Exercise objective:
Copy each line that holds "document".

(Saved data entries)
"""
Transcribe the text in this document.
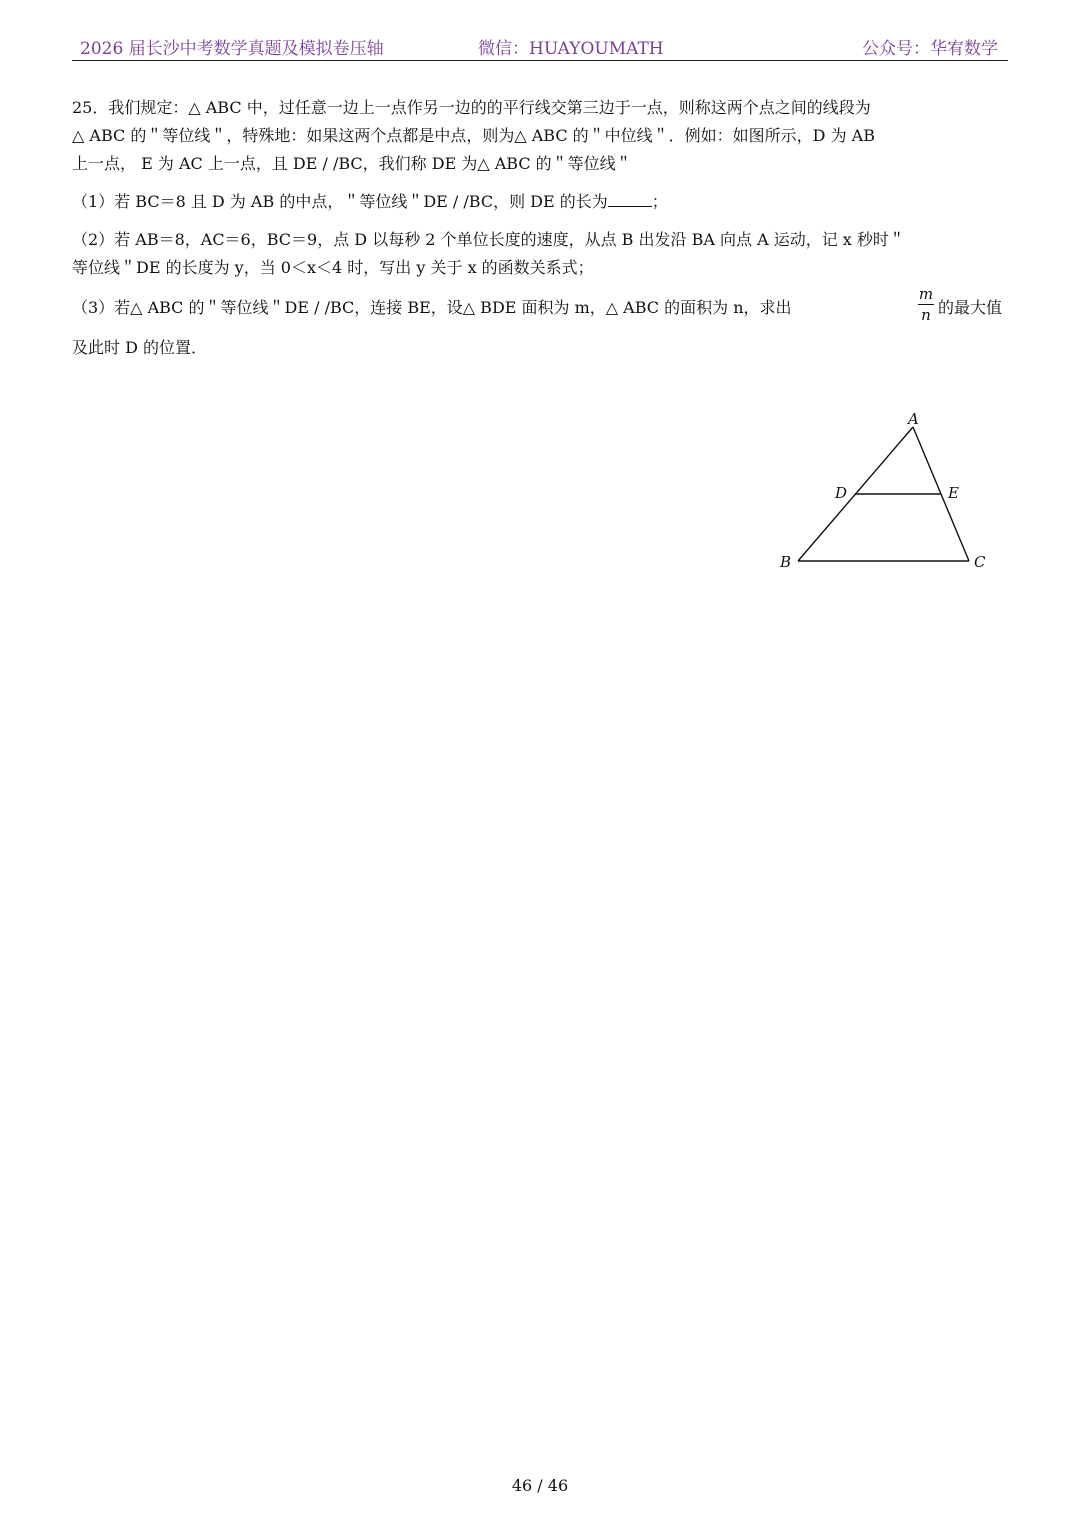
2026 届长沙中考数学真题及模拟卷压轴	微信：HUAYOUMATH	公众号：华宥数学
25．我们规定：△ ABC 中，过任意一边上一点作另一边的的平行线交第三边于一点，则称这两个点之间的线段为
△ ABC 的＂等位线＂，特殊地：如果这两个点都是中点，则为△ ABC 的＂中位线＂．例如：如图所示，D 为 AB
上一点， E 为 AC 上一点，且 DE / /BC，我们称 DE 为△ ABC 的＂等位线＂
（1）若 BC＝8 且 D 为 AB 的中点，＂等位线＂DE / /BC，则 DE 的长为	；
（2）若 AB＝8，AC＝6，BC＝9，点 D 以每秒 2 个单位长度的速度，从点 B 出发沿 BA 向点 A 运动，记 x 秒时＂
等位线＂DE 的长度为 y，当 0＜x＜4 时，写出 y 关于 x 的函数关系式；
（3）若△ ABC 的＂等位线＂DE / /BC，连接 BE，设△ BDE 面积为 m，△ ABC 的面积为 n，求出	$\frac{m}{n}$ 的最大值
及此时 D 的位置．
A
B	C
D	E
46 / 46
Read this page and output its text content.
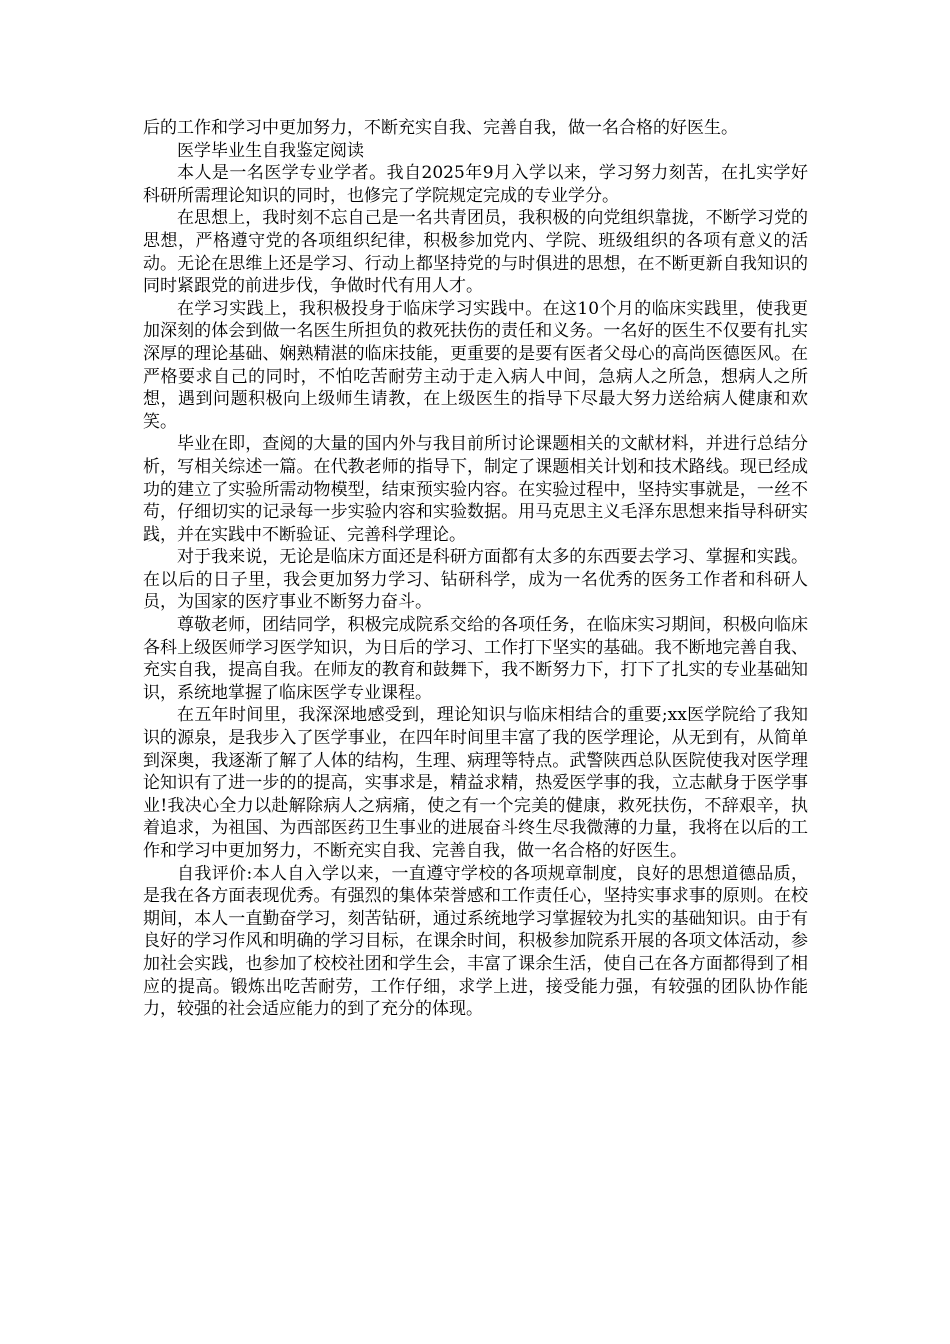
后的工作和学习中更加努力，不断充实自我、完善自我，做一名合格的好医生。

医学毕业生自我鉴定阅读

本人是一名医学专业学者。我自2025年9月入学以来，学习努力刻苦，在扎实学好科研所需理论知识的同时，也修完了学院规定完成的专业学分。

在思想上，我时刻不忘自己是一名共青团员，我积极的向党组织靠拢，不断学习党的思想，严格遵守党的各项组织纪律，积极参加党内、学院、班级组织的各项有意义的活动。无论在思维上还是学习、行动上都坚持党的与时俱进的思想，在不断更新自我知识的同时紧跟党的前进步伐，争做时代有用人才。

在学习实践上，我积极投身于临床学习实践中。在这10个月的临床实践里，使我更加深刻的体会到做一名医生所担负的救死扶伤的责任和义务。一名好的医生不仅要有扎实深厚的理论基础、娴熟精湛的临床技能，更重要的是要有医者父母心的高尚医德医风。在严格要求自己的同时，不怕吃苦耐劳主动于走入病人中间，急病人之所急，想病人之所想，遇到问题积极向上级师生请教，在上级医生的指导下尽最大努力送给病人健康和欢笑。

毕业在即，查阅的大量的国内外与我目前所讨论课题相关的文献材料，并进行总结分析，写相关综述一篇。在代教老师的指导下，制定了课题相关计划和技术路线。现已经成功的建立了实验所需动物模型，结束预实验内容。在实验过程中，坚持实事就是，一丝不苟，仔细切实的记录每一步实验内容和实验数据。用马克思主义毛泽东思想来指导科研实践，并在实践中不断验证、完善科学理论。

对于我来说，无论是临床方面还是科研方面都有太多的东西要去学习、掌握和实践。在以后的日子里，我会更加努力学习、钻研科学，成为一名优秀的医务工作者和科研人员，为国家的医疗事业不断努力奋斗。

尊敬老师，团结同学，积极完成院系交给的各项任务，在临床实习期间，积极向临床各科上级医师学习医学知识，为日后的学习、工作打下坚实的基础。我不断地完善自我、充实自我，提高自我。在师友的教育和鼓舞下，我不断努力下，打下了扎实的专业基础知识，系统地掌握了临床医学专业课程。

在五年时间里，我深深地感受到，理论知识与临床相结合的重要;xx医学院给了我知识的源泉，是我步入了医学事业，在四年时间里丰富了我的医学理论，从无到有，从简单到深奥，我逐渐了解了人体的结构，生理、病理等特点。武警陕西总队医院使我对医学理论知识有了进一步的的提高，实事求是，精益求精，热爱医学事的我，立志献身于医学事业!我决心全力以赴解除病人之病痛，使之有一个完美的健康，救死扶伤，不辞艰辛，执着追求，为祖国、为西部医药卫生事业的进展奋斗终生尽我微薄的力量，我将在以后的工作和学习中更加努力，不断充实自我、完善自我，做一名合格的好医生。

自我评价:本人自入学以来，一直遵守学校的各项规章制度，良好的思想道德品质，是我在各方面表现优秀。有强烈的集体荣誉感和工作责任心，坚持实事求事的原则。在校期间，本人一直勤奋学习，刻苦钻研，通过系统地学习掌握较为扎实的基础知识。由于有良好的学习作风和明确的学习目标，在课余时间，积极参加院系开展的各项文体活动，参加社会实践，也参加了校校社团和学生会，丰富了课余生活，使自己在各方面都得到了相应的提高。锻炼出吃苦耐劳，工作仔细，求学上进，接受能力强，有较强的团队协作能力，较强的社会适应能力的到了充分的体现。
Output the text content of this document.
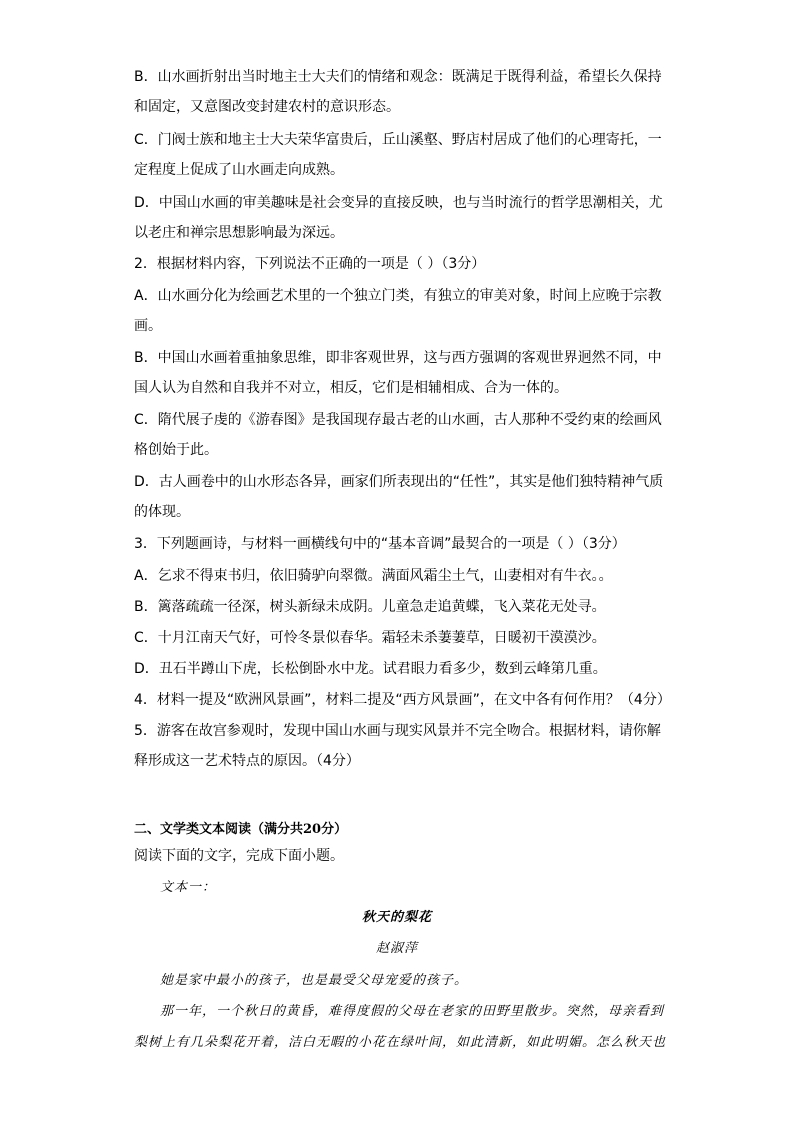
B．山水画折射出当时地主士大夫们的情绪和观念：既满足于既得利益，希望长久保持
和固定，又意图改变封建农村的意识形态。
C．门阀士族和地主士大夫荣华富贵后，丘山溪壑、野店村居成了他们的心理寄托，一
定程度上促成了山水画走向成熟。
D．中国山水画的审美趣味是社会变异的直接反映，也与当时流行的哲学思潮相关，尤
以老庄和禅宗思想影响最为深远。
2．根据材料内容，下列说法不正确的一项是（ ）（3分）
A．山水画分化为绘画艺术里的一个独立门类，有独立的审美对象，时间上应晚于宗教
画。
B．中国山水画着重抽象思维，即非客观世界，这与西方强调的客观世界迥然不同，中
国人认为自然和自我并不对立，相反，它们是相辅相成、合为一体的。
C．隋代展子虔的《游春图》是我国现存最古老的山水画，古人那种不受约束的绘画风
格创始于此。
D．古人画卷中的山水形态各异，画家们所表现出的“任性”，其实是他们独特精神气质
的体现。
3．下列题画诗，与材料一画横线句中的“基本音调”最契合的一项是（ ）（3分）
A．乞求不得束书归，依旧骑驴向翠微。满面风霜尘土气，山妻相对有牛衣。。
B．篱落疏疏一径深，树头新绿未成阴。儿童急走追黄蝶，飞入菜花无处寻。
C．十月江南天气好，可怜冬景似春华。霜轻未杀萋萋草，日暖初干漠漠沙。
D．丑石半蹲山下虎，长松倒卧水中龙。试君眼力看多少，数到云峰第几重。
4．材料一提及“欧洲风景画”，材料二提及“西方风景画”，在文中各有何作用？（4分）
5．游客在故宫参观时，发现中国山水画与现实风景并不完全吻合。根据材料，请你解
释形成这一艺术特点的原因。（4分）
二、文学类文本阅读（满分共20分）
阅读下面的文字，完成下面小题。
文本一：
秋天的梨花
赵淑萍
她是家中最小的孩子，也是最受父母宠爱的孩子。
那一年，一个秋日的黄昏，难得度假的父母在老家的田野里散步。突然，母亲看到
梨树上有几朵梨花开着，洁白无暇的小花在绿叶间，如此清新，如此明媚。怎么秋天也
"""
Correct answer:
Transcribe the text in this document.
Output the text content of this document.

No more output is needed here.